[THE DATA]
>>>
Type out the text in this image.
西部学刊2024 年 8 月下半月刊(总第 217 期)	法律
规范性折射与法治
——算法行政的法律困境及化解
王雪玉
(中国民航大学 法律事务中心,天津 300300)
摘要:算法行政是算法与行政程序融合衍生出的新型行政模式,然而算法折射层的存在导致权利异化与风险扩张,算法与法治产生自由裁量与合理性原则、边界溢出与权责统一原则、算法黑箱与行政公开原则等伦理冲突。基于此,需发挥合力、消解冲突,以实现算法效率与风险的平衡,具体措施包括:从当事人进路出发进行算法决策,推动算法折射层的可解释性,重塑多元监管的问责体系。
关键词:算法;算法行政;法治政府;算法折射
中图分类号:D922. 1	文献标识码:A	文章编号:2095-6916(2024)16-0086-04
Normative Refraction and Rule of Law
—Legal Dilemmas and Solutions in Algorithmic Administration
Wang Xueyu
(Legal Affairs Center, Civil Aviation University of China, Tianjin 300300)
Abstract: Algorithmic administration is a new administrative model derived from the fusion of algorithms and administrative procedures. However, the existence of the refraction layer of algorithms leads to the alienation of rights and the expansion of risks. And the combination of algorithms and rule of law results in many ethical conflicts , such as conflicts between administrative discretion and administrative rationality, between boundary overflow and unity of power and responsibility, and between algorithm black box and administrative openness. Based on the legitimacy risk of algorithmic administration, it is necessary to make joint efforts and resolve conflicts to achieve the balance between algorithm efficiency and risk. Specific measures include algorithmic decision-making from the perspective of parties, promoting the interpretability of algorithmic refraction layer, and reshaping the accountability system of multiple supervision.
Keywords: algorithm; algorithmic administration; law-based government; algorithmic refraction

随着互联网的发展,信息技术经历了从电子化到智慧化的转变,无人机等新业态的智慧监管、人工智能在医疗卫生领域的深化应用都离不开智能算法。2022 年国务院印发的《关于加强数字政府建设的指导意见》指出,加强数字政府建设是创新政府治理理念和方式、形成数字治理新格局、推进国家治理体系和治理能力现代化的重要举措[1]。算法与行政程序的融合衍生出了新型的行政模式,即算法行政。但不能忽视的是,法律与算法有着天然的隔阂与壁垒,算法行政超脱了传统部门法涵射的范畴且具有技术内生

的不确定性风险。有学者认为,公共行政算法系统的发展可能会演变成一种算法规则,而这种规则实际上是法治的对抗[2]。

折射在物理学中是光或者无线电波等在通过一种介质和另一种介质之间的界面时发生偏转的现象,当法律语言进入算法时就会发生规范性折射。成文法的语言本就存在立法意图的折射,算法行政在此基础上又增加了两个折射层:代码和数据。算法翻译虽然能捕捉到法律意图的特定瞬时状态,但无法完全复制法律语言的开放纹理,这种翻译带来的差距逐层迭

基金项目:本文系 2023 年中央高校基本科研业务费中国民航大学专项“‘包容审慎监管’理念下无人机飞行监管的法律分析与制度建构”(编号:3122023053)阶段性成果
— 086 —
<<<
[REQUIREMENTS] Filter the entries down to the lines with the word "Legal" in them.

[WRITTEN SOLUTION]
—Legal Dilemmas and Solutions in Algorithmic Administration
(Legal Affairs Center, Civil Aviation University of China, Tianjin 300300)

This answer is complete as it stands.